TASK MATERIAL |
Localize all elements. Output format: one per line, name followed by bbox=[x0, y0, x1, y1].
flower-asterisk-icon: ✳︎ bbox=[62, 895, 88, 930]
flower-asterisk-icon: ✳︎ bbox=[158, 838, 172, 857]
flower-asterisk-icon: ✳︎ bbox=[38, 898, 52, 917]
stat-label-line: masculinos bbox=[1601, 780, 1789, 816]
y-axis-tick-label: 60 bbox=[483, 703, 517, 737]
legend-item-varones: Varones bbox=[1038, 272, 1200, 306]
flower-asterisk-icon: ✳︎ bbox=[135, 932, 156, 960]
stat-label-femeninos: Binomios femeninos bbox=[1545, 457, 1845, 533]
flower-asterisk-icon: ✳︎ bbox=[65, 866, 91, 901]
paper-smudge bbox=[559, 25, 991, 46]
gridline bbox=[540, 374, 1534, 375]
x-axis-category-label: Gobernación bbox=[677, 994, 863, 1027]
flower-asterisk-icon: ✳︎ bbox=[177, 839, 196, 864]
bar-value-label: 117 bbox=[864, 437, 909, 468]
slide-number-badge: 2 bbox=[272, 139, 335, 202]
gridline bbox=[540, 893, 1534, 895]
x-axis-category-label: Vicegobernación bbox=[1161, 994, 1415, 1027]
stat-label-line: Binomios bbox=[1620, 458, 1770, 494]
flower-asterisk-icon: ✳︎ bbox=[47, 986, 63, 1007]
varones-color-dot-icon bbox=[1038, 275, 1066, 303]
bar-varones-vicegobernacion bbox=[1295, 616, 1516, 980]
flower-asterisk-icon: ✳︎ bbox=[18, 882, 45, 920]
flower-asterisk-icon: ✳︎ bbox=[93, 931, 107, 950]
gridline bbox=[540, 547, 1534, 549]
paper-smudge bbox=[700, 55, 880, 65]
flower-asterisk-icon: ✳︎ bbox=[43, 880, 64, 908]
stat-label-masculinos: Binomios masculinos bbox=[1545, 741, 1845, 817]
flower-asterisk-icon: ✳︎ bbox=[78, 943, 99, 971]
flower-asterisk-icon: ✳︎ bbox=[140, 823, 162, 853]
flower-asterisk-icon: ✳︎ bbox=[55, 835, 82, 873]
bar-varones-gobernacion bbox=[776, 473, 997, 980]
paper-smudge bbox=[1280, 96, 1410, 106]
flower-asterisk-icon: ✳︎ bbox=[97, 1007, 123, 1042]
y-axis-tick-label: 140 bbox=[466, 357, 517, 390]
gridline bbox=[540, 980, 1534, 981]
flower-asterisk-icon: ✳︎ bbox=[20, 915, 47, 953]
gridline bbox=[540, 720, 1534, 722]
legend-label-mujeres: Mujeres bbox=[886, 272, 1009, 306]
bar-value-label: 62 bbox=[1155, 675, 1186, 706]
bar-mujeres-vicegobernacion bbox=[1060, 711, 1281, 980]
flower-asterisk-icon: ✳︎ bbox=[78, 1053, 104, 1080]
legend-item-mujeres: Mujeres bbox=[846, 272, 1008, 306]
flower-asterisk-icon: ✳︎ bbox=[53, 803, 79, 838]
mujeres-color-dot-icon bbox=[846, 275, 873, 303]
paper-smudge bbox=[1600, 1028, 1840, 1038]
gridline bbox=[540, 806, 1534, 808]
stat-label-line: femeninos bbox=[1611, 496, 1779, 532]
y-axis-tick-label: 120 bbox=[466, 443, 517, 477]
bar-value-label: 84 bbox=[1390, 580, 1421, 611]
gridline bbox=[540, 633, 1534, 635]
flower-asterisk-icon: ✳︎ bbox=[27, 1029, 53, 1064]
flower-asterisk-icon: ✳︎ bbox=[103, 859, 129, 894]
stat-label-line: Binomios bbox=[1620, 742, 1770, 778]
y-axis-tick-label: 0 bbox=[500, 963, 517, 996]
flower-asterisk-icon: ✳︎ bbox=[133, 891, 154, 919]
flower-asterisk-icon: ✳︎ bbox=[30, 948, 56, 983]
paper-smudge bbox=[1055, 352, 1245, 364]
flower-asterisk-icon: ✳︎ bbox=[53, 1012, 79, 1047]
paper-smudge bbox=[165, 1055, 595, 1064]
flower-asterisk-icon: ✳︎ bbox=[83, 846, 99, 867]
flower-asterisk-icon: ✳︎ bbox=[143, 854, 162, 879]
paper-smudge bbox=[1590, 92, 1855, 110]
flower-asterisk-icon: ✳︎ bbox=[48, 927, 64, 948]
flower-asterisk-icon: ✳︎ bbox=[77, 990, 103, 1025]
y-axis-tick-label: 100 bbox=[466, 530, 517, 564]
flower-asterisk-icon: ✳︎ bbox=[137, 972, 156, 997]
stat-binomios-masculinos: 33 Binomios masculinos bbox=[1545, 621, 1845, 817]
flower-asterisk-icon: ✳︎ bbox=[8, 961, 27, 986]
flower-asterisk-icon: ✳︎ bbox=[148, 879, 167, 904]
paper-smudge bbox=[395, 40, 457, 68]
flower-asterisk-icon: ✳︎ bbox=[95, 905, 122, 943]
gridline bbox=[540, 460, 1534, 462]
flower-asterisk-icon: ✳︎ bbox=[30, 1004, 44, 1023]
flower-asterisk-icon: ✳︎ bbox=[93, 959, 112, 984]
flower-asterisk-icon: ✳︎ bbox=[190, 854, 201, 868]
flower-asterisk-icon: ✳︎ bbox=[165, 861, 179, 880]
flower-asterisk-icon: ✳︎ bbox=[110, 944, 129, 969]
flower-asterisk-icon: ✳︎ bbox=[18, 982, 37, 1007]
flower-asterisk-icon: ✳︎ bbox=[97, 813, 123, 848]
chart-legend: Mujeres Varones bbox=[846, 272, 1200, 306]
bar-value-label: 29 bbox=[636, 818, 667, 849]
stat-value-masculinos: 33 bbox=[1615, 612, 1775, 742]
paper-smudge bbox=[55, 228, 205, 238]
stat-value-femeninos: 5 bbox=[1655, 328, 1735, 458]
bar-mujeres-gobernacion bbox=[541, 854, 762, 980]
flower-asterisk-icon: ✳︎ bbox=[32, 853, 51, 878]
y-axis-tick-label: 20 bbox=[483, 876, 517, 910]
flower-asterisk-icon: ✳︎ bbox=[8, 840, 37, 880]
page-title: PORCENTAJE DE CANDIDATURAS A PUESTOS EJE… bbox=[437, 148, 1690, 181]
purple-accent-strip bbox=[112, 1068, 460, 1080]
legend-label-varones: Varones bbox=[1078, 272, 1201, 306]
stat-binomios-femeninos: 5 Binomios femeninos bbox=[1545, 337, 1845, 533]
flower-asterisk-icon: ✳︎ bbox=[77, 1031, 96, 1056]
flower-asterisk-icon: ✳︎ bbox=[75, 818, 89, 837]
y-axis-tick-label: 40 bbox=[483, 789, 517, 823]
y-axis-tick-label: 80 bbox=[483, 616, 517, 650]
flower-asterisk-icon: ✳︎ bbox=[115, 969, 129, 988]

GIVEN REQUEST | Put each line of the material above into a JSON list of strings, one string per line, and leave out any blank lines.

OUTPUT FOR THIS TASK |
[
  "Localize all elements. Output format: one per line, name followed by bbox=[x0, y0, x1, y1].",
  "flower-asterisk-icon: ✳︎ bbox=[62, 895, 88, 930]",
  "flower-asterisk-icon: ✳︎ bbox=[158, 838, 172, 857]",
  "flower-asterisk-icon: ✳︎ bbox=[38, 898, 52, 917]",
  "stat-label-line: masculinos bbox=[1601, 780, 1789, 816]",
  "y-axis-tick-label: 60 bbox=[483, 703, 517, 737]",
  "legend-item-varones: Varones bbox=[1038, 272, 1200, 306]",
  "flower-asterisk-icon: ✳︎ bbox=[135, 932, 156, 960]",
  "stat-label-femeninos: Binomios femeninos bbox=[1545, 457, 1845, 533]",
  "flower-asterisk-icon: ✳︎ bbox=[65, 866, 91, 901]",
  "paper-smudge bbox=[559, 25, 991, 46]",
  "gridline bbox=[540, 374, 1534, 375]",
  "x-axis-category-label: Gobernación bbox=[677, 994, 863, 1027]",
  "flower-asterisk-icon: ✳︎ bbox=[177, 839, 196, 864]",
  "bar-value-label: 117 bbox=[864, 437, 909, 468]",
  "slide-number-badge: 2 bbox=[272, 139, 335, 202]",
  "gridline bbox=[540, 893, 1534, 895]",
  "x-axis-category-label: Vicegobernación bbox=[1161, 994, 1415, 1027]",
  "stat-label-line: Binomios bbox=[1620, 458, 1770, 494]",
  "flower-asterisk-icon: ✳︎ bbox=[47, 986, 63, 1007]",
  "varones-color-dot-icon bbox=[1038, 275, 1066, 303]",
  "bar-varones-vicegobernacion bbox=[1295, 616, 1516, 980]",
  "flower-asterisk-icon: ✳︎ bbox=[18, 882, 45, 920]",
  "flower-asterisk-icon: ✳︎ bbox=[93, 931, 107, 950]",
  "gridline bbox=[540, 547, 1534, 549]",
  "paper-smudge bbox=[700, 55, 880, 65]",
  "flower-asterisk-icon: ✳︎ bbox=[43, 880, 64, 908]",
  "stat-label-masculinos: Binomios masculinos bbox=[1545, 741, 1845, 817]",
  "flower-asterisk-icon: ✳︎ bbox=[78, 943, 99, 971]",
  "flower-asterisk-icon: ✳︎ bbox=[140, 823, 162, 853]",
  "flower-asterisk-icon: ✳︎ bbox=[55, 835, 82, 873]",
  "bar-varones-gobernacion bbox=[776, 473, 997, 980]",
  "paper-smudge bbox=[1280, 96, 1410, 106]",
  "flower-asterisk-icon: ✳︎ bbox=[97, 1007, 123, 1042]",
  "y-axis-tick-label: 140 bbox=[466, 357, 517, 390]",
  "gridline bbox=[540, 980, 1534, 981]",
  "flower-asterisk-icon: ✳︎ bbox=[20, 915, 47, 953]",
  "gridline bbox=[540, 720, 1534, 722]",
  "legend-label-mujeres: Mujeres bbox=[886, 272, 1009, 306]",
  "bar-value-label: 62 bbox=[1155, 675, 1186, 706]",
  "bar-mujeres-vicegobernacion bbox=[1060, 711, 1281, 980]",
  "flower-asterisk-icon: ✳︎ bbox=[78, 1053, 104, 1080]",
  "legend-item-mujeres: Mujeres bbox=[846, 272, 1008, 306]",
  "flower-asterisk-icon: ✳︎ bbox=[53, 803, 79, 838]",
  "mujeres-color-dot-icon bbox=[846, 275, 873, 303]",
  "paper-smudge bbox=[1600, 1028, 1840, 1038]",
  "gridline bbox=[540, 806, 1534, 808]",
  "stat-label-line: femeninos bbox=[1611, 496, 1779, 532]",
  "y-axis-tick-label: 120 bbox=[466, 443, 517, 477]",
  "bar-value-label: 84 bbox=[1390, 580, 1421, 611]",
  "gridline bbox=[540, 633, 1534, 635]",
  "flower-asterisk-icon: ✳︎ bbox=[27, 1029, 53, 1064]",
  "flower-asterisk-icon: ✳︎ bbox=[103, 859, 129, 894]",
  "stat-label-line: Binomios bbox=[1620, 742, 1770, 778]",
  "y-axis-tick-label: 0 bbox=[500, 963, 517, 996]",
  "flower-asterisk-icon: ✳︎ bbox=[133, 891, 154, 919]",
  "flower-asterisk-icon: ✳︎ bbox=[30, 948, 56, 983]",
  "paper-smudge bbox=[1055, 352, 1245, 364]",
  "flower-asterisk-icon: ✳︎ bbox=[53, 1012, 79, 1047]",
  "paper-smudge bbox=[165, 1055, 595, 1064]",
  "flower-asterisk-icon: ✳︎ bbox=[83, 846, 99, 867]",
  "flower-asterisk-icon: ✳︎ bbox=[143, 854, 162, 879]",
  "paper-smudge bbox=[1590, 92, 1855, 110]",
  "flower-asterisk-icon: ✳︎ bbox=[48, 927, 64, 948]",
  "flower-asterisk-icon: ✳︎ bbox=[77, 990, 103, 1025]",
  "y-axis-tick-label: 100 bbox=[466, 530, 517, 564]",
  "flower-asterisk-icon: ✳︎ bbox=[137, 972, 156, 997]",
  "stat-binomios-masculinos: 33 Binomios masculinos bbox=[1545, 621, 1845, 817]",
  "flower-asterisk-icon: ✳︎ bbox=[8, 961, 27, 986]",
  "flower-asterisk-icon: ✳︎ bbox=[148, 879, 167, 904]",
  "paper-smudge bbox=[395, 40, 457, 68]",
  "flower-asterisk-icon: ✳︎ bbox=[95, 905, 122, 943]",
  "gridline bbox=[540, 460, 1534, 462]",
  "flower-asterisk-icon: ✳︎ bbox=[30, 1004, 44, 1023]",
  "flower-asterisk-icon: ✳︎ bbox=[93, 959, 112, 984]",
  "flower-asterisk-icon: ✳︎ bbox=[190, 854, 201, 868]",
  "flower-asterisk-icon: ✳︎ bbox=[165, 861, 179, 880]",
  "flower-asterisk-icon: ✳︎ bbox=[110, 944, 129, 969]",
  "flower-asterisk-icon: ✳︎ bbox=[18, 982, 37, 1007]",
  "flower-asterisk-icon: ✳︎ bbox=[97, 813, 123, 848]",
  "chart-legend: Mujeres Varones bbox=[846, 272, 1200, 306]",
  "bar-value-label: 29 bbox=[636, 818, 667, 849]",
  "stat-value-masculinos: 33 bbox=[1615, 612, 1775, 742]",
  "paper-smudge bbox=[55, 228, 205, 238]",
  "stat-value-femeninos: 5 bbox=[1655, 328, 1735, 458]",
  "bar-mujeres-gobernacion bbox=[541, 854, 762, 980]",
  "flower-asterisk-icon: ✳︎ bbox=[32, 853, 51, 878]",
  "y-axis-tick-label: 20 bbox=[483, 876, 517, 910]",
  "flower-asterisk-icon: ✳︎ bbox=[8, 840, 37, 880]",
  "page-title: PORCENTAJE DE CANDIDATURAS A PUESTOS EJE… bbox=[437, 148, 1690, 181]",
  "purple-accent-strip bbox=[112, 1068, 460, 1080]",
  "legend-label-varones: Varones bbox=[1078, 272, 1201, 306]",
  "stat-binomios-femeninos: 5 Binomios femeninos bbox=[1545, 337, 1845, 533]",
  "flower-asterisk-icon: ✳︎ bbox=[77, 1031, 96, 1056]",
  "flower-asterisk-icon: ✳︎ bbox=[75, 818, 89, 837]",
  "y-axis-tick-label: 40 bbox=[483, 789, 517, 823]",
  "y-axis-tick-label: 80 bbox=[483, 616, 517, 650]",
  "flower-asterisk-icon: ✳︎ bbox=[115, 969, 129, 988]"
]